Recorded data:
* * *

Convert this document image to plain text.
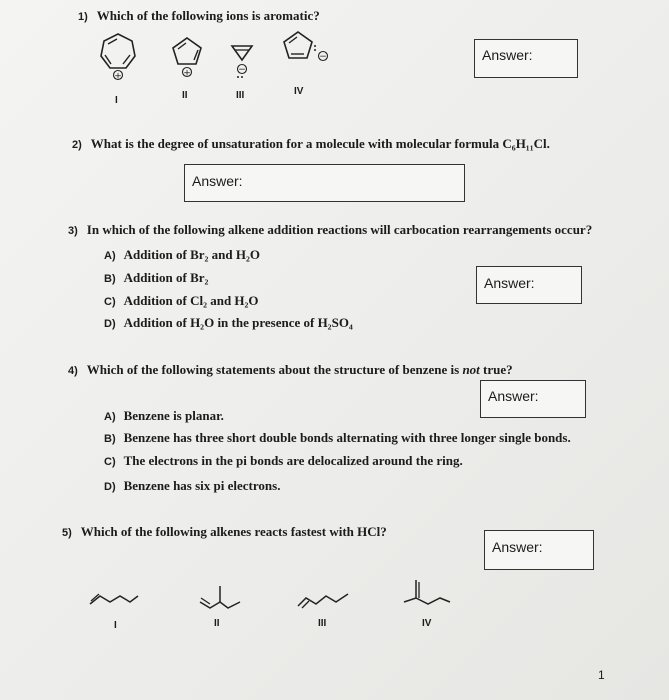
1) Which of the following ions is aromatic?
+	+	−
−
I	II	III	IV
Answer:
2) What is the degree of unsaturation for a molecule with molecular formula C₆H₁₁Cl.
Answer:
3) In which of the following alkene addition reactions will carbocation rearrangements occur?
A) Addition of Br₂ and H₂O
B) Addition of Br₂
C) Addition of Cl₂ and H₂O
D) Addition of H₂O in the presence of H₂SO₄
Answer:
4) Which of the following statements about the structure of benzene is not true?
Answer:
A) Benzene is planar.
B) Benzene has three short double bonds alternating with three longer single bonds.
C) The electrons in the pi bonds are delocalized around the ring.
D) Benzene has six pi electrons.
5) Which of the following alkenes reacts fastest with HCl?
Answer:
I	II	III	IV
1
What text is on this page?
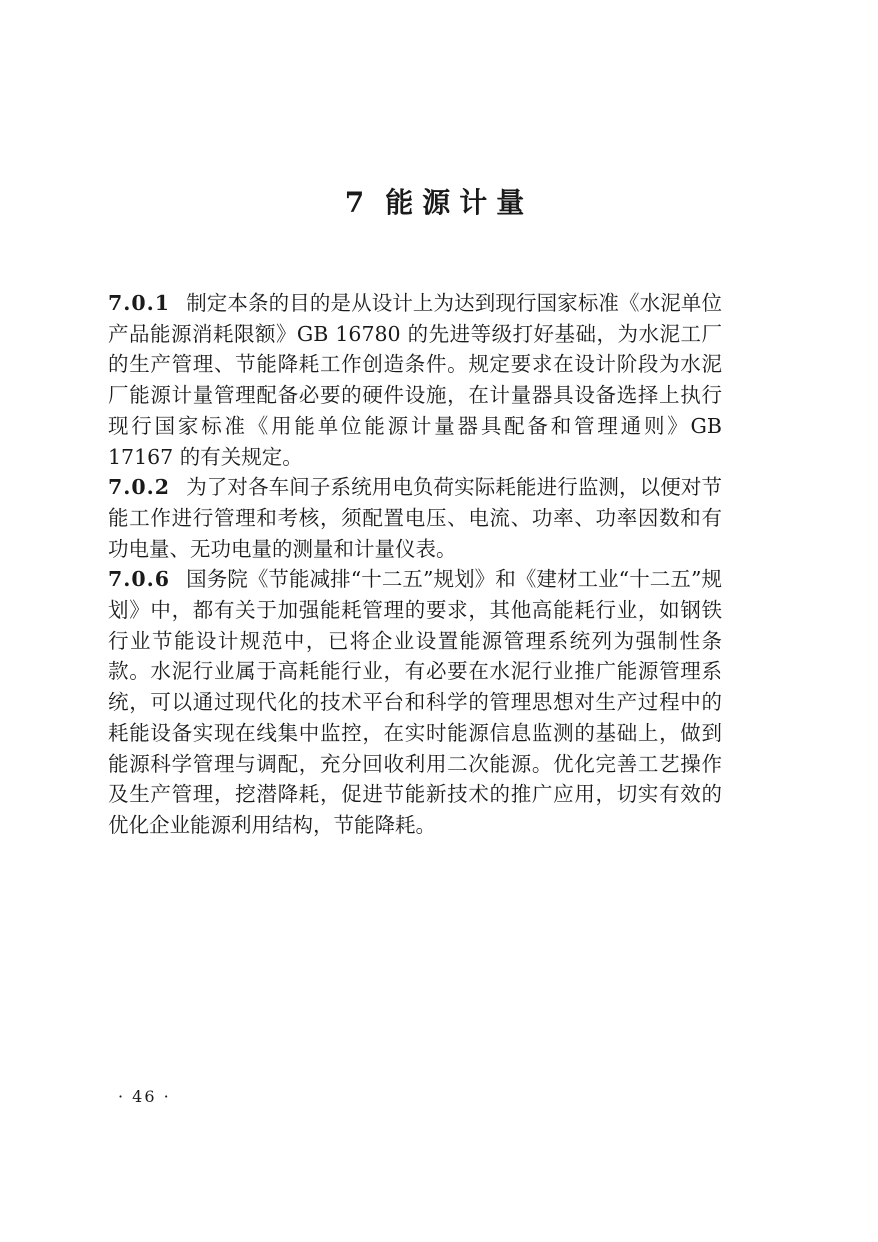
7 能源计量

7.0.1 制定本条的目的是从设计上为达到现行国家标准《水泥单位产品能源消耗限额》GB 16780 的先进等级打好基础，为水泥工厂的生产管理、节能降耗工作创造条件。规定要求在设计阶段为水泥厂能源计量管理配备必要的硬件设施，在计量器具设备选择上执行现行国家标准《用能单位能源计量器具配备和管理通则》GB 17167 的有关规定。

7.0.2 为了对各车间子系统用电负荷实际耗能进行监测，以便对节能工作进行管理和考核，须配置电压、电流、功率、功率因数和有功电量、无功电量的测量和计量仪表。

7.0.6 国务院《节能减排“十二五”规划》和《建材工业“十二五”规划》中，都有关于加强能耗管理的要求，其他高能耗行业，如钢铁行业节能设计规范中，已将企业设置能源管理系统列为强制性条款。水泥行业属于高耗能行业，有必要在水泥行业推广能源管理系统，可以通过现代化的技术平台和科学的管理思想对生产过程中的耗能设备实现在线集中监控，在实时能源信息监测的基础上，做到能源科学管理与调配，充分回收利用二次能源。优化完善工艺操作及生产管理，挖潜降耗，促进节能新技术的推广应用，切实有效的优化企业能源利用结构，节能降耗。

· 46 ·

* * *

WORK TO DO: Produce an exact copy of only those lines that run from the line with "What text is on this page?" to the final line of the records, including both; exclude images.

SOLVED EXERCISE:
What text is on this page?
7 能源计量

7.0.1 制定本条的目的是从设计上为达到现行国家标准《水泥单位产品能源消耗限额》GB 16780 的先进等级打好基础，为水泥工厂的生产管理、节能降耗工作创造条件。规定要求在设计阶段为水泥厂能源计量管理配备必要的硬件设施，在计量器具设备选择上执行现行国家标准《用能单位能源计量器具配备和管理通则》GB 17167 的有关规定。

7.0.2 为了对各车间子系统用电负荷实际耗能进行监测，以便对节能工作进行管理和考核，须配置电压、电流、功率、功率因数和有功电量、无功电量的测量和计量仪表。

7.0.6 国务院《节能减排“十二五”规划》和《建材工业“十二五”规划》中，都有关于加强能耗管理的要求，其他高能耗行业，如钢铁行业节能设计规范中，已将企业设置能源管理系统列为强制性条款。水泥行业属于高耗能行业，有必要在水泥行业推广能源管理系统，可以通过现代化的技术平台和科学的管理思想对生产过程中的耗能设备实现在线集中监控，在实时能源信息监测的基础上，做到能源科学管理与调配，充分回收利用二次能源。优化完善工艺操作及生产管理，挖潜降耗，促进节能新技术的推广应用，切实有效的优化企业能源利用结构，节能降耗。

· 46 ·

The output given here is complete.